* **REQUIREMENT**
Return a copy of each line that holds the string "Revenues".

Items from a figure collection
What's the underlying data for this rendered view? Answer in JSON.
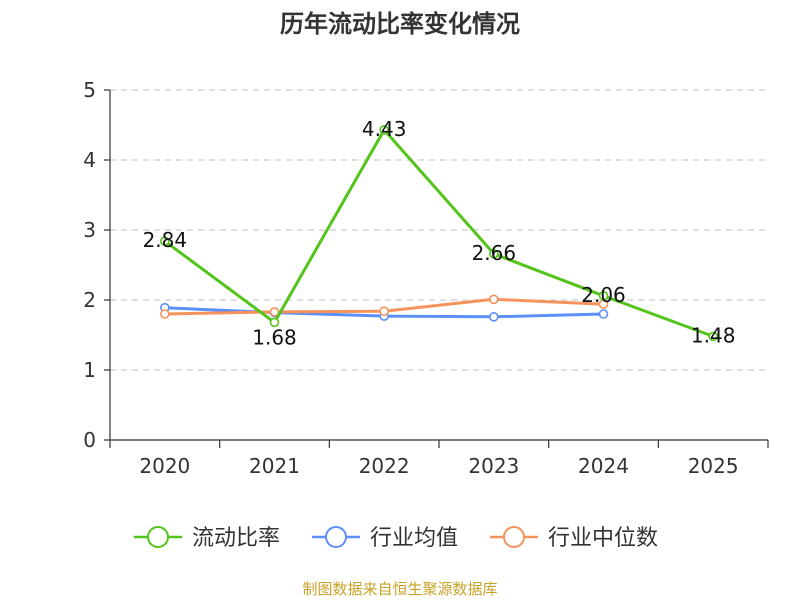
{
  "chart_data": {
    "type": "line",
    "title": "历年流动比率变化情况",
    "categories": [
      "2020",
      "2021",
      "2022",
      "2023",
      "2024",
      "2025"
    ],
    "ylim": [
      0,
      5
    ],
    "yticks": [
      0,
      1,
      2,
      3,
      4,
      5
    ],
    "grid": true,
    "legend_position": "bottom",
    "series": [
      {
        "name": "流动比率",
        "color": "#52c41a",
        "values": [
          2.84,
          1.68,
          4.43,
          2.66,
          2.06,
          1.48
        ],
        "labels": [
          "2.84",
          "1.68",
          "4.43",
          "2.66",
          "2.06",
          "1.48"
        ],
        "show_labels": true
      },
      {
        "name": "行业均值",
        "color": "#5b8ff9",
        "values": [
          1.89,
          1.82,
          1.77,
          1.76,
          1.8,
          null
        ],
        "show_labels": false
      },
      {
        "name": "行业中位数",
        "color": "#f6935c",
        "values": [
          1.8,
          1.83,
          1.84,
          2.01,
          1.94,
          null
        ],
        "show_labels": false
      }
    ]
  },
  "source": "制图数据来自恒生聚源数据库"
}
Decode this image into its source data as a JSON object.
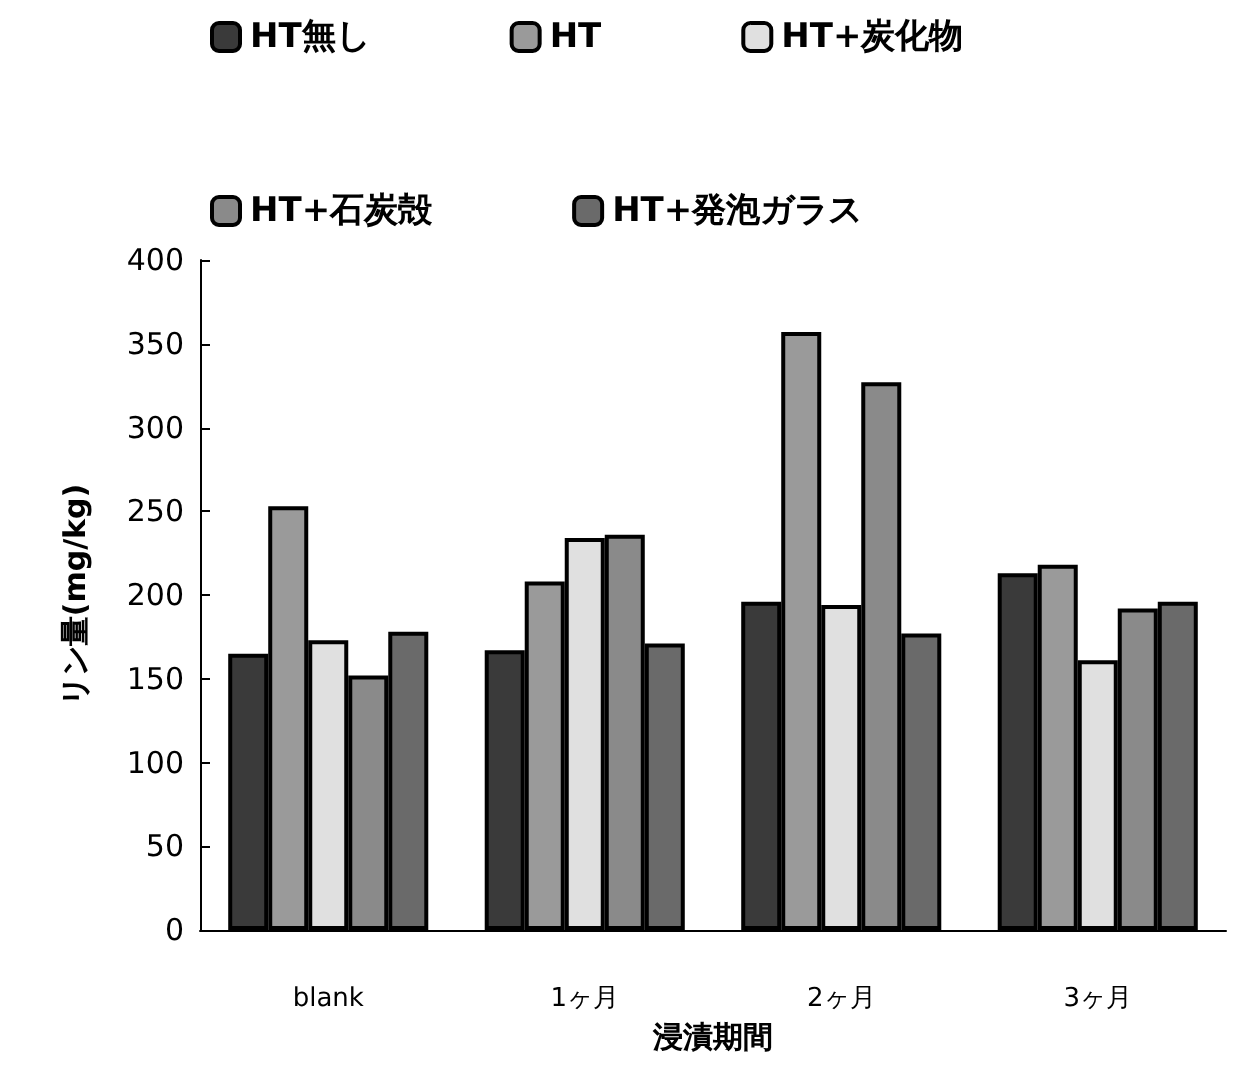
{
  "chart_data": {
    "type": "bar",
    "xlabel": "浸漬期間",
    "ylabel": "リン量(mg/kg)",
    "categories": [
      "blank",
      "1ヶ月",
      "2ヶ月",
      "3ヶ月"
    ],
    "series": [
      {
        "name": "HT無し",
        "color": "#3a3a3a",
        "values": [
          165,
          167,
          196,
          213
        ]
      },
      {
        "name": "HT",
        "color": "#9a9a9a",
        "values": [
          253,
          208,
          357,
          218
        ]
      },
      {
        "name": "HT+炭化物",
        "color": "#e0e0e0",
        "values": [
          173,
          234,
          194,
          161
        ]
      },
      {
        "name": "HT+石炭殻",
        "color": "#8a8a8a",
        "values": [
          152,
          236,
          327,
          192
        ]
      },
      {
        "name": "HT+発泡ガラス",
        "color": "#6a6a6a",
        "values": [
          178,
          171,
          177,
          196
        ]
      }
    ],
    "ylim": [
      0,
      400
    ],
    "yticks": [
      0,
      50,
      100,
      150,
      200,
      250,
      300,
      350,
      400
    ],
    "grid": false,
    "legend": "top"
  }
}
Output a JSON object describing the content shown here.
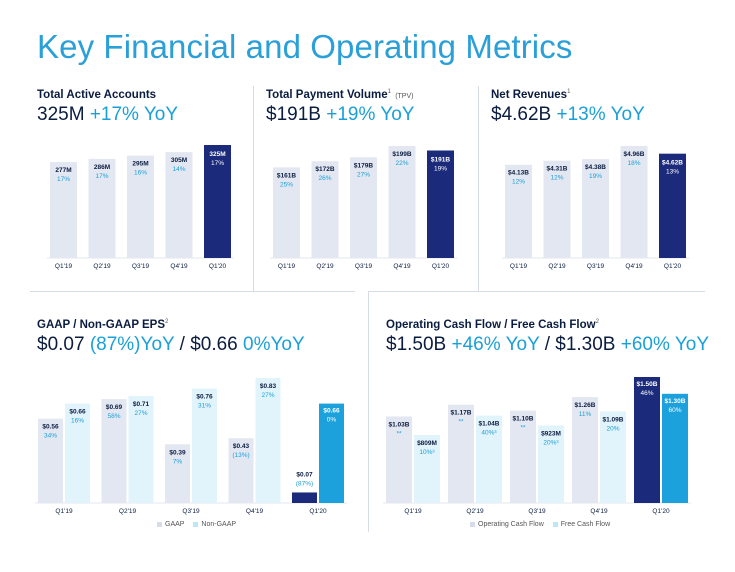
{
  "title": "Key Financial and Operating Metrics",
  "colors": {
    "light_bar": "#e3e7f1",
    "dark_bar": "#1b2a7a",
    "light_blue_bar": "#e1f3fb",
    "bright_blue_bar": "#1da1dc",
    "label_dark": "#0a1c3f",
    "label_blue": "#1aa0d8",
    "axis": "#0a1c3f"
  },
  "panels": {
    "accounts": {
      "label": "Total Active Accounts",
      "headline": {
        "value": "325M",
        "growth": "+17%",
        "yoy": "YoY"
      }
    },
    "tpv": {
      "label": "Total Payment Volume",
      "sup": "1",
      "suffix": "(TPV)",
      "headline": {
        "value": "$191B",
        "growth": "+19%",
        "yoy": "YoY"
      }
    },
    "revenue": {
      "label": "Net Revenues",
      "sup": "1",
      "headline": {
        "value": "$4.62B",
        "growth": "+13%",
        "yoy": "YoY"
      }
    },
    "eps": {
      "label": "GAAP / Non-GAAP EPS",
      "sup": "2",
      "headline": {
        "v1": "$0.07",
        "g1": "(87%)",
        "yoy1": "YoY",
        "sep": "/",
        "v2": "$0.66",
        "g2": "0%",
        "yoy2": "YoY"
      },
      "legend": [
        "GAAP",
        "Non-GAAP"
      ]
    },
    "cashflow": {
      "label": "Operating Cash Flow / Free Cash Flow",
      "sup": "2",
      "headline": {
        "v1": "$1.50B",
        "g1": "+46%",
        "yoy1": "YoY",
        "sep": "/",
        "v2": "$1.30B",
        "g2": "+60%",
        "yoy2": "YoY"
      },
      "legend": [
        "Operating Cash Flow",
        "Free Cash Flow"
      ]
    }
  },
  "chart_data": [
    {
      "id": "accounts",
      "type": "bar",
      "title": "Total Active Accounts",
      "categories": [
        "Q1'19",
        "Q2'19",
        "Q3'19",
        "Q4'19",
        "Q1'20"
      ],
      "values": [
        277,
        286,
        295,
        305,
        325
      ],
      "value_labels": [
        "277M",
        "286M",
        "295M",
        "305M",
        "325M"
      ],
      "growth_labels": [
        "17%",
        "17%",
        "16%",
        "14%",
        "17%"
      ],
      "ylim": [
        150,
        325
      ],
      "unit": "M"
    },
    {
      "id": "tpv",
      "type": "bar",
      "title": "Total Payment Volume (TPV)",
      "categories": [
        "Q1'19",
        "Q2'19",
        "Q3'19",
        "Q4'19",
        "Q1'20"
      ],
      "values": [
        161,
        172,
        179,
        199,
        191
      ],
      "value_labels": [
        "$161B",
        "$172B",
        "$179B",
        "$199B",
        "$191B"
      ],
      "growth_labels": [
        "25%",
        "26%",
        "27%",
        "22%",
        "19%"
      ],
      "ylim": [
        0,
        199
      ],
      "unit": "$B"
    },
    {
      "id": "revenue",
      "type": "bar",
      "title": "Net Revenues",
      "categories": [
        "Q1'19",
        "Q2'19",
        "Q3'19",
        "Q4'19",
        "Q1'20"
      ],
      "values": [
        4.13,
        4.31,
        4.38,
        4.96,
        4.62
      ],
      "value_labels": [
        "$4.13B",
        "$4.31B",
        "$4.38B",
        "$4.96B",
        "$4.62B"
      ],
      "growth_labels": [
        "12%",
        "12%",
        "19%",
        "18%",
        "13%"
      ],
      "ylim": [
        0,
        4.96
      ],
      "unit": "$B"
    },
    {
      "id": "eps",
      "type": "bar",
      "title": "GAAP / Non-GAAP EPS",
      "categories": [
        "Q1'19",
        "Q2'19",
        "Q3'19",
        "Q4'19",
        "Q1'20"
      ],
      "series": [
        {
          "name": "GAAP",
          "values": [
            0.56,
            0.69,
            0.39,
            0.43,
            0.07
          ],
          "value_labels": [
            "$0.56",
            "$0.69",
            "$0.39",
            "$0.43",
            "$0.07"
          ],
          "growth_labels": [
            "34%",
            "58%",
            "7%",
            "(13%)",
            "(87%)"
          ]
        },
        {
          "name": "Non-GAAP",
          "values": [
            0.66,
            0.71,
            0.76,
            0.83,
            0.66
          ],
          "value_labels": [
            "$0.66",
            "$0.71",
            "$0.76",
            "$0.83",
            "$0.66"
          ],
          "growth_labels": [
            "16%",
            "27%",
            "31%",
            "27%",
            "0%"
          ]
        }
      ],
      "ylim": [
        0,
        0.83
      ],
      "legend": "bottom-right"
    },
    {
      "id": "cashflow",
      "type": "bar",
      "title": "Operating Cash Flow / Free Cash Flow",
      "categories": [
        "Q1'19",
        "Q2'19",
        "Q3'19",
        "Q4'19",
        "Q1'20"
      ],
      "series": [
        {
          "name": "Operating Cash Flow",
          "values": [
            1.03,
            1.17,
            1.1,
            1.26,
            1.5
          ],
          "value_labels": [
            "$1.03B",
            "$1.17B",
            "$1.10B",
            "$1.26B",
            "$1.50B"
          ],
          "growth_labels": [
            "**",
            "**",
            "**",
            "11%",
            "46%"
          ]
        },
        {
          "name": "Free Cash Flow",
          "values": [
            0.809,
            1.04,
            0.923,
            1.09,
            1.3
          ],
          "value_labels": [
            "$809M",
            "$1.04B",
            "$923M",
            "$1.09B",
            "$1.30B"
          ],
          "growth_labels": [
            "10%³",
            "40%³",
            "20%³",
            "20%",
            "60%"
          ]
        }
      ],
      "ylim": [
        0,
        1.5
      ],
      "legend": "bottom-right"
    }
  ]
}
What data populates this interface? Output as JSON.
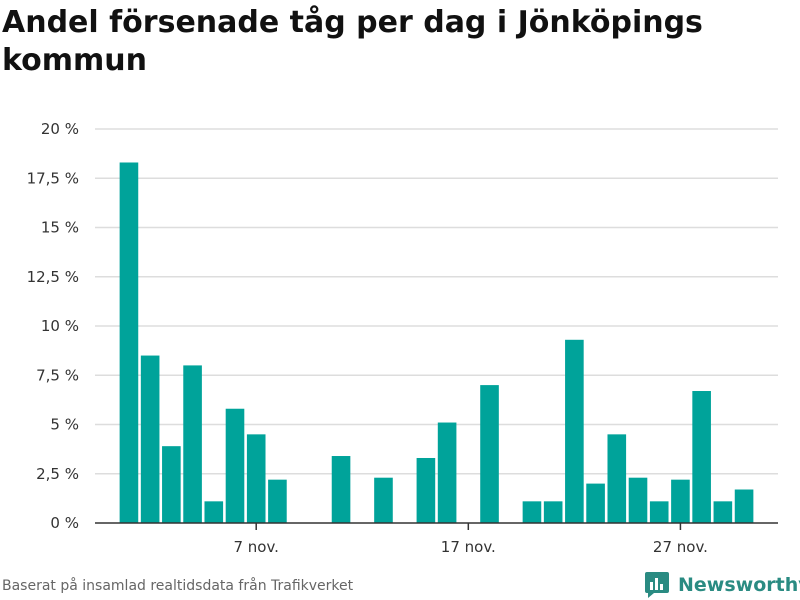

* **TASK OUTPUT**
      "label": "Net Revenues",
      "title": "Net Revenues",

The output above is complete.